— Begin —
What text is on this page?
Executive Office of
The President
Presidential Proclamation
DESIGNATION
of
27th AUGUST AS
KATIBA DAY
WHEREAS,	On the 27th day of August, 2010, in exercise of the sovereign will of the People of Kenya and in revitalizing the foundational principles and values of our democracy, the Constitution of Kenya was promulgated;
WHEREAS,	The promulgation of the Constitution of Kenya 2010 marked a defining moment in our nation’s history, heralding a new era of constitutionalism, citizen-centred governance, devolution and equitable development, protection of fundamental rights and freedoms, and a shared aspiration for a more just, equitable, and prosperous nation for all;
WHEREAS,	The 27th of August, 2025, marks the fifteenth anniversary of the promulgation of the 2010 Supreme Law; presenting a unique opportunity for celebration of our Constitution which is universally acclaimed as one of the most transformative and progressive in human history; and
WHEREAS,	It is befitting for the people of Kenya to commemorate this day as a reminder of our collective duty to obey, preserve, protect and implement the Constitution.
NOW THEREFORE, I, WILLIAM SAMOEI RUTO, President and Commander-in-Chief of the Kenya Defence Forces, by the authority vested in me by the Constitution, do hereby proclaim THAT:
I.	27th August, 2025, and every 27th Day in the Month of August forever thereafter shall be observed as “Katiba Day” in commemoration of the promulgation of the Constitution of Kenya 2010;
— End —
■ **INSTRUCTIONS TO FOLLOW**
Take the lines above and print them exactly.

■ **EXERCISE ANSWER**
What text is on this page?
Executive Office of
The President
Presidential Proclamation
DESIGNATION
of
27th AUGUST AS
KATIBA DAY
WHEREAS,	On the 27th day of August, 2010, in exercise of the sovereign will of the People of Kenya and in revitalizing the foundational principles and values of our democracy, the Constitution of Kenya was promulgated;
WHEREAS,	The promulgation of the Constitution of Kenya 2010 marked a defining moment in our nation’s history, heralding a new era of constitutionalism, citizen-centred governance, devolution and equitable development, protection of fundamental rights and freedoms, and a shared aspiration for a more just, equitable, and prosperous nation for all;
WHEREAS,	The 27th of August, 2025, marks the fifteenth anniversary of the promulgation of the 2010 Supreme Law; presenting a unique opportunity for celebration of our Constitution which is universally acclaimed as one of the most transformative and progressive in human history; and
WHEREAS,	It is befitting for the people of Kenya to commemorate this day as a reminder of our collective duty to obey, preserve, protect and implement the Constitution.
NOW THEREFORE, I, WILLIAM SAMOEI RUTO, President and Commander-in-Chief of the Kenya Defence Forces, by the authority vested in me by the Constitution, do hereby proclaim THAT:
I.	27th August, 2025, and every 27th Day in the Month of August forever thereafter shall be observed as “Katiba Day” in commemoration of the promulgation of the Constitution of Kenya 2010;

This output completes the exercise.